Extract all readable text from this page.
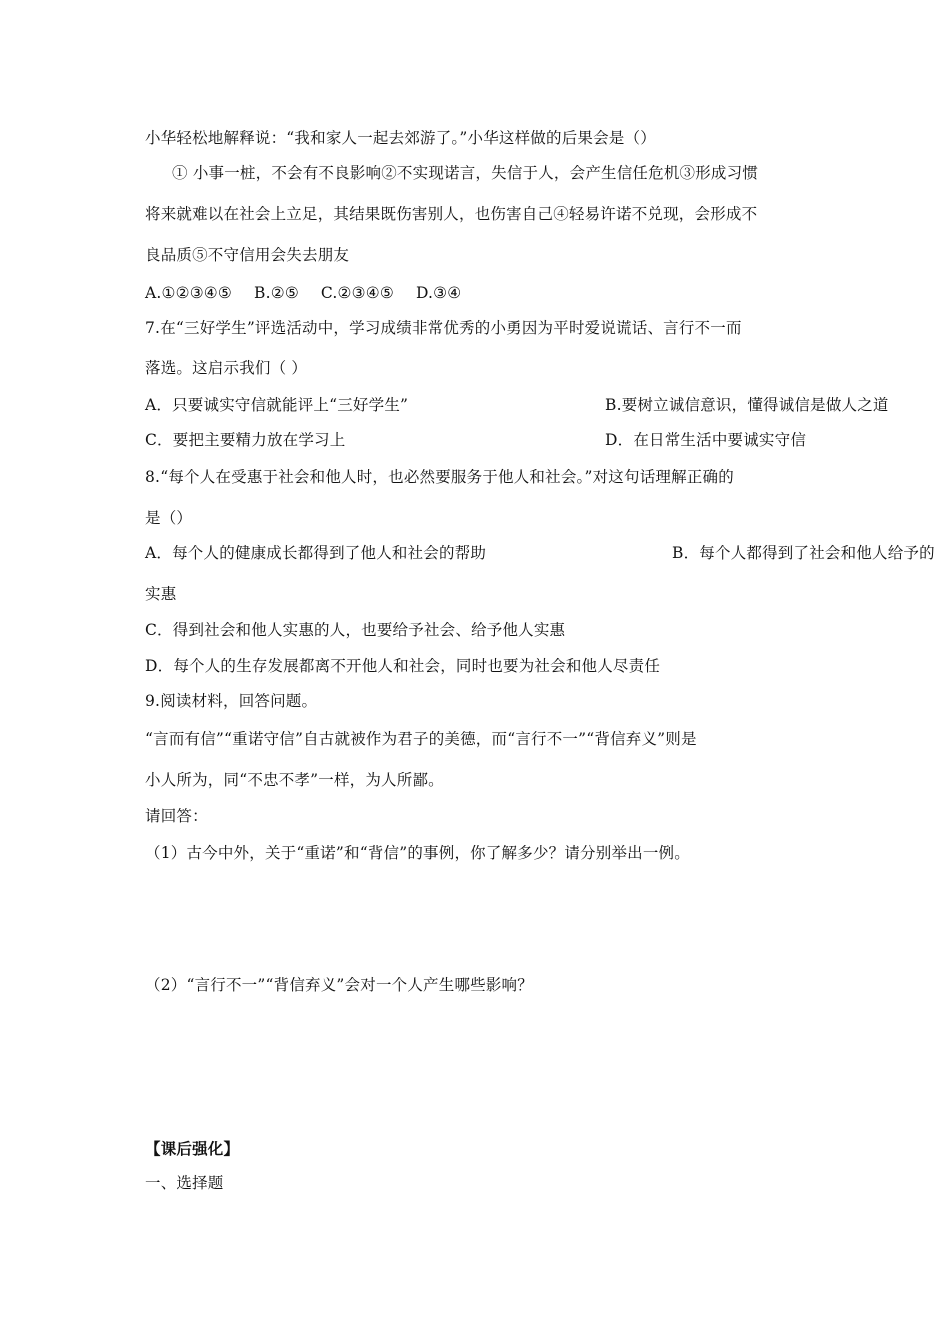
小华轻松地解释说：“我和家人一起去郊游了。”小华这样做的后果会是（）
① 小事一桩，不会有不良影响②不实现诺言，失信于人，会产生信任危机③形成习惯
将来就难以在社会上立足，其结果既伤害别人，也伤害自己④轻易许诺不兑现，会形成不
良品质⑤不守信用会失去朋友
A.①②③④⑤ B.②⑤ C.②③④⑤ D.③④
7.在“三好学生”评选活动中，学习成绩非常优秀的小勇因为平时爱说谎话、言行不一而
落选。这启示我们（ ）
A．只要诚实守信就能评上“三好学生”	B.要树立诚信意识，懂得诚信是做人之道
C．要把主要精力放在学习上	D．在日常生活中要诚实守信
8.“每个人在受惠于社会和他人时，也必然要服务于他人和社会。”对这句话理解正确的
是（）
A．每个人的健康成长都得到了他人和社会的帮助	B．每个人都得到了社会和他人给予的
实惠
C．得到社会和他人实惠的人，也要给予社会、给予他人实惠
D．每个人的生存发展都离不开他人和社会，同时也要为社会和他人尽责任
9.阅读材料，回答问题。
“言而有信”“重诺守信”自古就被作为君子的美德，而“言行不一”“背信弃义”则是
小人所为，同“不忠不孝”一样，为人所鄙。
请回答：
（1）古今中外，关于“重诺”和“背信”的事例，你了解多少？请分别举出一例。
（2）“言行不一”“背信弃义”会对一个人产生哪些影响？
【课后强化】
一、选择题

* **WHAT YOU WILL DO**: Find the string "三好学生" in the entries above and return each line that holds it.

* **WRITTEN SOLUTION**:
7.在“三好学生”评选活动中，学习成绩非常优秀的小勇因为平时爱说谎话、言行不一而
A．只要诚实守信就能评上“三好学生”	B.要树立诚信意识，懂得诚信是做人之道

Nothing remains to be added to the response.